* **Record extracts**
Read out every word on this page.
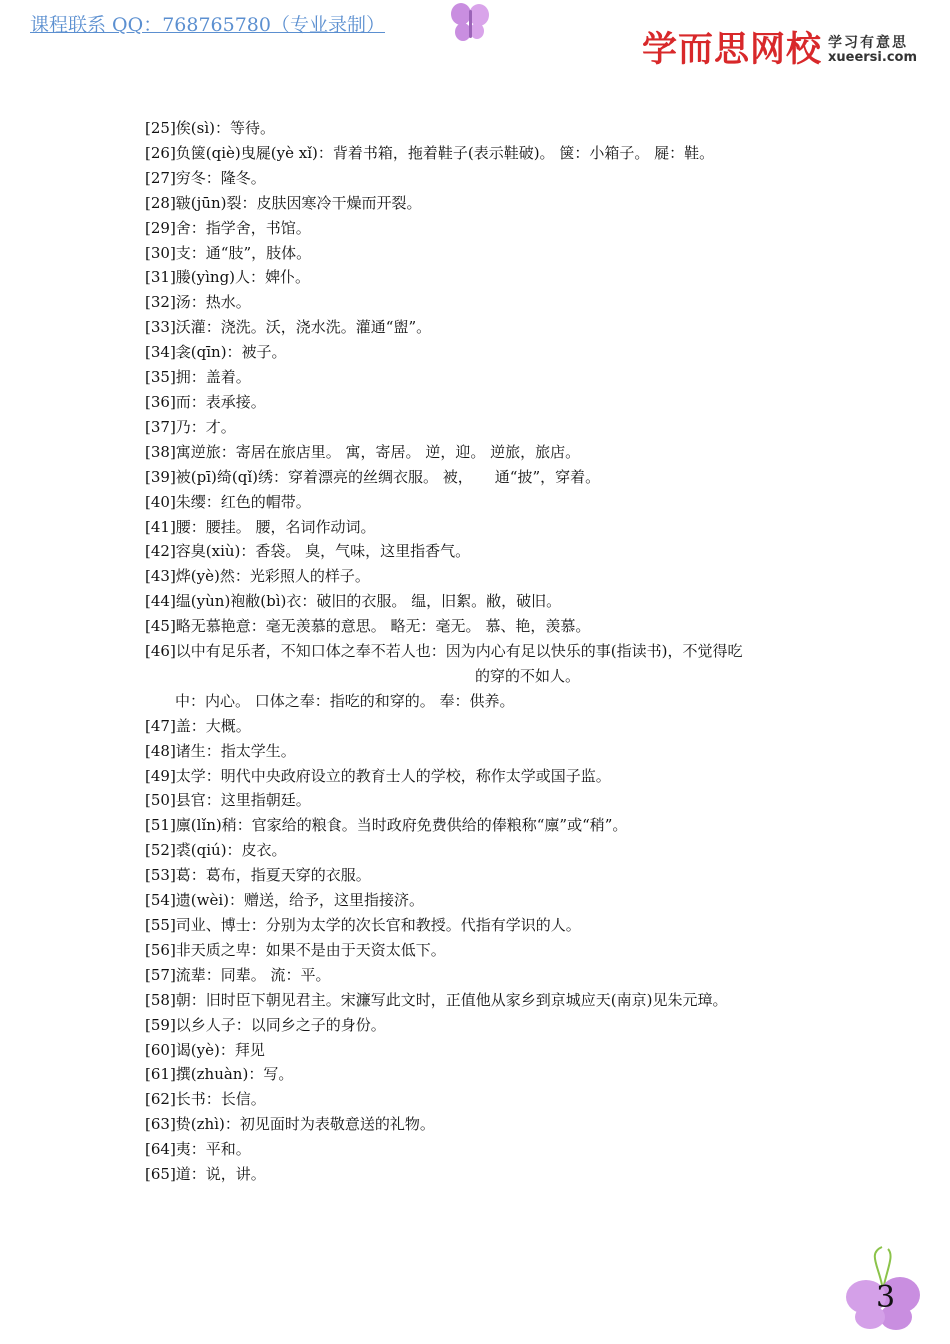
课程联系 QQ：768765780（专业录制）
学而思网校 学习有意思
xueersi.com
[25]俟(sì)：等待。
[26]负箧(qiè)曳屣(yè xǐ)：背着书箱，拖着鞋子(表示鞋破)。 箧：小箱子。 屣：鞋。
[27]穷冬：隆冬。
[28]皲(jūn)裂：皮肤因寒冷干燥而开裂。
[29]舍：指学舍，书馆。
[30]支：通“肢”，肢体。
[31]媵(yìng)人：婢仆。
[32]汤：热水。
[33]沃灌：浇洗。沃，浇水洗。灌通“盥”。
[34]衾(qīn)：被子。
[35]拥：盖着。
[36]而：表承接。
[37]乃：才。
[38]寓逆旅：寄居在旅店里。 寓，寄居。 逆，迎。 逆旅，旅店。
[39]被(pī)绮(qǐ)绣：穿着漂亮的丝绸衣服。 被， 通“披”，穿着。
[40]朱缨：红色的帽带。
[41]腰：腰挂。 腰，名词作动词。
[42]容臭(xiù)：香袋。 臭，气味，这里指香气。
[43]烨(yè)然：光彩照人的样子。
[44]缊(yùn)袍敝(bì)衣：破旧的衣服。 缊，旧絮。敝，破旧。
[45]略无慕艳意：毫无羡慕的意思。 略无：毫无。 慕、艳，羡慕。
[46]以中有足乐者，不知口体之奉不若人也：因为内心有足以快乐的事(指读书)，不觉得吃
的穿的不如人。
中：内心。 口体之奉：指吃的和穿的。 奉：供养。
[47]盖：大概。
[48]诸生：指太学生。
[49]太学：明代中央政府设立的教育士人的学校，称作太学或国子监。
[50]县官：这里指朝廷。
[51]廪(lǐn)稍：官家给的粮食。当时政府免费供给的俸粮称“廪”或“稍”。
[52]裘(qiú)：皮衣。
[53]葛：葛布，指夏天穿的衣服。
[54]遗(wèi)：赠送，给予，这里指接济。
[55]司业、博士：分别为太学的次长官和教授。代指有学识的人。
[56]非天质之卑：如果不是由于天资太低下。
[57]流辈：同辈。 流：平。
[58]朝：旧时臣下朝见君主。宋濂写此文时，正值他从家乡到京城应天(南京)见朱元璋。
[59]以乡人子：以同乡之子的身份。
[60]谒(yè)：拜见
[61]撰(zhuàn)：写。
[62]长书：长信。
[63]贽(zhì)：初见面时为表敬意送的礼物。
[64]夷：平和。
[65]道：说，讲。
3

* **What is expected**
Leave out all images, then reproduce the entries above exactly.

* **In response**
Read out every word on this page.
课程联系 QQ：768765780（专业录制）
学而思网校 学习有意思
xueersi.com
[25]俟(sì)：等待。
[26]负箧(qiè)曳屣(yè xǐ)：背着书箱，拖着鞋子(表示鞋破)。 箧：小箱子。 屣：鞋。
[27]穷冬：隆冬。
[28]皲(jūn)裂：皮肤因寒冷干燥而开裂。
[29]舍：指学舍，书馆。
[30]支：通“肢”，肢体。
[31]媵(yìng)人：婢仆。
[32]汤：热水。
[33]沃灌：浇洗。沃，浇水洗。灌通“盥”。
[34]衾(qīn)：被子。
[35]拥：盖着。
[36]而：表承接。
[37]乃：才。
[38]寓逆旅：寄居在旅店里。 寓，寄居。 逆，迎。 逆旅，旅店。
[39]被(pī)绮(qǐ)绣：穿着漂亮的丝绸衣服。 被， 通“披”，穿着。
[40]朱缨：红色的帽带。
[41]腰：腰挂。 腰，名词作动词。
[42]容臭(xiù)：香袋。 臭，气味，这里指香气。
[43]烨(yè)然：光彩照人的样子。
[44]缊(yùn)袍敝(bì)衣：破旧的衣服。 缊，旧絮。敝，破旧。
[45]略无慕艳意：毫无羡慕的意思。 略无：毫无。 慕、艳，羡慕。
[46]以中有足乐者，不知口体之奉不若人也：因为内心有足以快乐的事(指读书)，不觉得吃
的穿的不如人。
中：内心。 口体之奉：指吃的和穿的。 奉：供养。
[47]盖：大概。
[48]诸生：指太学生。
[49]太学：明代中央政府设立的教育士人的学校，称作太学或国子监。
[50]县官：这里指朝廷。
[51]廪(lǐn)稍：官家给的粮食。当时政府免费供给的俸粮称“廪”或“稍”。
[52]裘(qiú)：皮衣。
[53]葛：葛布，指夏天穿的衣服。
[54]遗(wèi)：赠送，给予，这里指接济。
[55]司业、博士：分别为太学的次长官和教授。代指有学识的人。
[56]非天质之卑：如果不是由于天资太低下。
[57]流辈：同辈。 流：平。
[58]朝：旧时臣下朝见君主。宋濂写此文时，正值他从家乡到京城应天(南京)见朱元璋。
[59]以乡人子：以同乡之子的身份。
[60]谒(yè)：拜见
[61]撰(zhuàn)：写。
[62]长书：长信。
[63]贽(zhì)：初见面时为表敬意送的礼物。
[64]夷：平和。
[65]道：说，讲。
3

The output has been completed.